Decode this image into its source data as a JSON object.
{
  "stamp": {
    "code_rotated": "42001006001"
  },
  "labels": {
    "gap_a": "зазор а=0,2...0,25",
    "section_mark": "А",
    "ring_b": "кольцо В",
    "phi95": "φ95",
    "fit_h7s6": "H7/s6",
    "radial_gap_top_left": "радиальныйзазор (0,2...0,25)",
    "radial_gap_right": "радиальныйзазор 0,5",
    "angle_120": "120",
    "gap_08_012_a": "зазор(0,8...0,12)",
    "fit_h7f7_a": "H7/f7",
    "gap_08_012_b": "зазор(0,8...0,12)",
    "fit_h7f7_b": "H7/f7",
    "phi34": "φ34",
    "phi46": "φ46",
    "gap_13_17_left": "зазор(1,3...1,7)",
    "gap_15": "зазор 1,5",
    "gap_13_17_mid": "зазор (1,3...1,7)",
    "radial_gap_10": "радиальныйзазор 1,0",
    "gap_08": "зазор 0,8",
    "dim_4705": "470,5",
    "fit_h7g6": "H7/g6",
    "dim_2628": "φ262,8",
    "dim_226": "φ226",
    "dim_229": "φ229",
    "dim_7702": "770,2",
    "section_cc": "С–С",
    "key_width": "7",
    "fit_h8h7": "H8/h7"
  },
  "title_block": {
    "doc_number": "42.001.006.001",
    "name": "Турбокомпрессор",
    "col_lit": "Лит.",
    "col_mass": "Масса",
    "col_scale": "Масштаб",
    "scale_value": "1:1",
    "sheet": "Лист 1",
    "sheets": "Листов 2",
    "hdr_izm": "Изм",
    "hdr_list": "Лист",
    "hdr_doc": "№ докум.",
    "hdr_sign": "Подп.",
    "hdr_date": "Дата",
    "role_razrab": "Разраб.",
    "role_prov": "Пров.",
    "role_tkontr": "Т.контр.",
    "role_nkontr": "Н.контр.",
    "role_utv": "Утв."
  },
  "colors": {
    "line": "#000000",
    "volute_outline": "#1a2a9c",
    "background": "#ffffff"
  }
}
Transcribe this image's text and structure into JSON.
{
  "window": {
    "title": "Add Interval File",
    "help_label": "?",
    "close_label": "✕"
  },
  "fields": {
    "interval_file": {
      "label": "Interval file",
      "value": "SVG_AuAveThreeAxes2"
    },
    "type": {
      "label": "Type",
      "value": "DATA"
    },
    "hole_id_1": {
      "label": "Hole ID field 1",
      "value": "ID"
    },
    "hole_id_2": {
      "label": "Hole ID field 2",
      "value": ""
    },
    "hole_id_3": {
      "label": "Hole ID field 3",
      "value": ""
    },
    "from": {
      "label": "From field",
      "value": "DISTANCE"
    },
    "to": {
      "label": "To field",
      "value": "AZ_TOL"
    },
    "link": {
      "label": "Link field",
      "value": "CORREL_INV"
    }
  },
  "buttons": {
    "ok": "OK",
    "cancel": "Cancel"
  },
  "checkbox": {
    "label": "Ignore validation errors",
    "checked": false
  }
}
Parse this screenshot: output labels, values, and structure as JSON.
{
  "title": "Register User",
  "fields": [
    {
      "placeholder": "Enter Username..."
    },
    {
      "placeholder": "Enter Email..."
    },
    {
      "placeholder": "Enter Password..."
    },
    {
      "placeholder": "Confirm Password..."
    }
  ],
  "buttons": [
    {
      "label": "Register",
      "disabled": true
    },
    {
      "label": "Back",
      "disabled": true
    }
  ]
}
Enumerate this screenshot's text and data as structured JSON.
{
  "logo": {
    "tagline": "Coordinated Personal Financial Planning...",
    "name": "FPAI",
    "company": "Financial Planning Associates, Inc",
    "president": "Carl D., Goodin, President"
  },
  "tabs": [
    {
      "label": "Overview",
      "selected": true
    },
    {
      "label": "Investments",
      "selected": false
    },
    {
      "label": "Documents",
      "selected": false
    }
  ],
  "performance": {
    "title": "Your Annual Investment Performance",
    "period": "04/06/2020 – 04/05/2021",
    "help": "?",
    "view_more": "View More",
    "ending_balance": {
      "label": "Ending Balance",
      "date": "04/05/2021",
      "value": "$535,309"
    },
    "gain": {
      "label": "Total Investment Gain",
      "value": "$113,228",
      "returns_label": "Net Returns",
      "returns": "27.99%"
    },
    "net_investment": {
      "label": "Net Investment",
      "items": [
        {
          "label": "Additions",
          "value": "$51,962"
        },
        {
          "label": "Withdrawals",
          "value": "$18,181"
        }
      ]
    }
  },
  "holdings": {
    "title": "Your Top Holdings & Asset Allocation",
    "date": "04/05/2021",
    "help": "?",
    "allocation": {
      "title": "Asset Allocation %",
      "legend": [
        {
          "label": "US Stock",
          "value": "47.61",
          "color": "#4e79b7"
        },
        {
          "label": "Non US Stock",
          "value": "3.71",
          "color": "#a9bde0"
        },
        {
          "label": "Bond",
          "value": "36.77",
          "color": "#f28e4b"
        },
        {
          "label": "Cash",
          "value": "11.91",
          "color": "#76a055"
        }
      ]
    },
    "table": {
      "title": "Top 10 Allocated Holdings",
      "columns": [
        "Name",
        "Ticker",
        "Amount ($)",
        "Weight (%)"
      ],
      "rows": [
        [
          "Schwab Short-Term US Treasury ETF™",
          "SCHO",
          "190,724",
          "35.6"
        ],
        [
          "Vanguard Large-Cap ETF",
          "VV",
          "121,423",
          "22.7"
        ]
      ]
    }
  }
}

__What you are asked to do__
Quote all of the entries exactly as they appear.

__Task response__
Decode this image into its source data as a JSON object.
{
  "stamp": {
    "code_rotated": "42001006001"
  },
  "labels": {
    "gap_a": "зазор а=0,2...0,25",
    "section_mark": "А",
    "ring_b": "кольцо В",
    "phi95": "φ95",
    "fit_h7s6": "H7/s6",
    "radial_gap_top_left": "радиальныйзазор (0,2...0,25)",
    "radial_gap_right": "радиальныйзазор 0,5",
    "angle_120": "120",
    "gap_08_012_a": "зазор(0,8...0,12)",
    "fit_h7f7_a": "H7/f7",
    "gap_08_012_b": "зазор(0,8...0,12)",
    "fit_h7f7_b": "H7/f7",
    "phi34": "φ34",
    "phi46": "φ46",
    "gap_13_17_left": "зазор(1,3...1,7)",
    "gap_15": "зазор 1,5",
    "gap_13_17_mid": "зазор (1,3...1,7)",
    "radial_gap_10": "радиальныйзазор 1,0",
    "gap_08": "зазор 0,8",
    "dim_4705": "470,5",
    "fit_h7g6": "H7/g6",
    "dim_2628": "φ262,8",
    "dim_226": "φ226",
    "dim_229": "φ229",
    "dim_7702": "770,2",
    "section_cc": "С–С",
    "key_width": "7",
    "fit_h8h7": "H8/h7"
  },
  "title_block": {
    "doc_number": "42.001.006.001",
    "name": "Турбокомпрессор",
    "col_lit": "Лит.",
    "col_mass": "Масса",
    "col_scale": "Масштаб",
    "scale_value": "1:1",
    "sheet": "Лист 1",
    "sheets": "Листов 2",
    "hdr_izm": "Изм",
    "hdr_list": "Лист",
    "hdr_doc": "№ докум.",
    "hdr_sign": "Подп.",
    "hdr_date": "Дата",
    "role_razrab": "Разраб.",
    "role_prov": "Пров.",
    "role_tkontr": "Т.контр.",
    "role_nkontr": "Н.контр.",
    "role_utv": "Утв."
  },
  "colors": {
    "line": "#000000",
    "volute_outline": "#1a2a9c",
    "background": "#ffffff"
  }
}
Transcribe this image's text and structure into JSON.
{
  "window": {
    "title": "Add Interval File",
    "help_label": "?",
    "close_label": "✕"
  },
  "fields": {
    "interval_file": {
      "label": "Interval file",
      "value": "SVG_AuAveThreeAxes2"
    },
    "type": {
      "label": "Type",
      "value": "DATA"
    },
    "hole_id_1": {
      "label": "Hole ID field 1",
      "value": "ID"
    },
    "hole_id_2": {
      "label": "Hole ID field 2",
      "value": ""
    },
    "hole_id_3": {
      "label": "Hole ID field 3",
      "value": ""
    },
    "from": {
      "label": "From field",
      "value": "DISTANCE"
    },
    "to": {
      "label": "To field",
      "value": "AZ_TOL"
    },
    "link": {
      "label": "Link field",
      "value": "CORREL_INV"
    }
  },
  "buttons": {
    "ok": "OK",
    "cancel": "Cancel"
  },
  "checkbox": {
    "label": "Ignore validation errors",
    "checked": false
  }
}
Parse this screenshot: output labels, values, and structure as JSON.
{
  "title": "Register User",
  "fields": [
    {
      "placeholder": "Enter Username..."
    },
    {
      "placeholder": "Enter Email..."
    },
    {
      "placeholder": "Enter Password..."
    },
    {
      "placeholder": "Confirm Password..."
    }
  ],
  "buttons": [
    {
      "label": "Register",
      "disabled": true
    },
    {
      "label": "Back",
      "disabled": true
    }
  ]
}
Enumerate this screenshot's text and data as structured JSON.
{
  "logo": {
    "tagline": "Coordinated Personal Financial Planning...",
    "name": "FPAI",
    "company": "Financial Planning Associates, Inc",
    "president": "Carl D., Goodin, President"
  },
  "tabs": [
    {
      "label": "Overview",
      "selected": true
    },
    {
      "label": "Investments",
      "selected": false
    },
    {
      "label": "Documents",
      "selected": false
    }
  ],
  "performance": {
    "title": "Your Annual Investment Performance",
    "period": "04/06/2020 – 04/05/2021",
    "help": "?",
    "view_more": "View More",
    "ending_balance": {
      "label": "Ending Balance",
      "date": "04/05/2021",
      "value": "$535,309"
    },
    "gain": {
      "label": "Total Investment Gain",
      "value": "$113,228",
      "returns_label": "Net Returns",
      "returns": "27.99%"
    },
    "net_investment": {
      "label": "Net Investment",
      "items": [
        {
          "label": "Additions",
          "value": "$51,962"
        },
        {
          "label": "Withdrawals",
          "value": "$18,181"
        }
      ]
    }
  },
  "holdings": {
    "title": "Your Top Holdings & Asset Allocation",
    "date": "04/05/2021",
    "help": "?",
    "allocation": {
      "title": "Asset Allocation %",
      "legend": [
        {
          "label": "US Stock",
          "value": "47.61",
          "color": "#4e79b7"
        },
        {
          "label": "Non US Stock",
          "value": "3.71",
          "color": "#a9bde0"
        },
        {
          "label": "Bond",
          "value": "36.77",
          "color": "#f28e4b"
        },
        {
          "label": "Cash",
          "value": "11.91",
          "color": "#76a055"
        }
      ]
    },
    "table": {
      "title": "Top 10 Allocated Holdings",
      "columns": [
        "Name",
        "Ticker",
        "Amount ($)",
        "Weight (%)"
      ],
      "rows": [
        [
          "Schwab Short-Term US Treasury ETF™",
          "SCHO",
          "190,724",
          "35.6"
        ],
        [
          "Vanguard Large-Cap ETF",
          "VV",
          "121,423",
          "22.7"
        ]
      ]
    }
  }
}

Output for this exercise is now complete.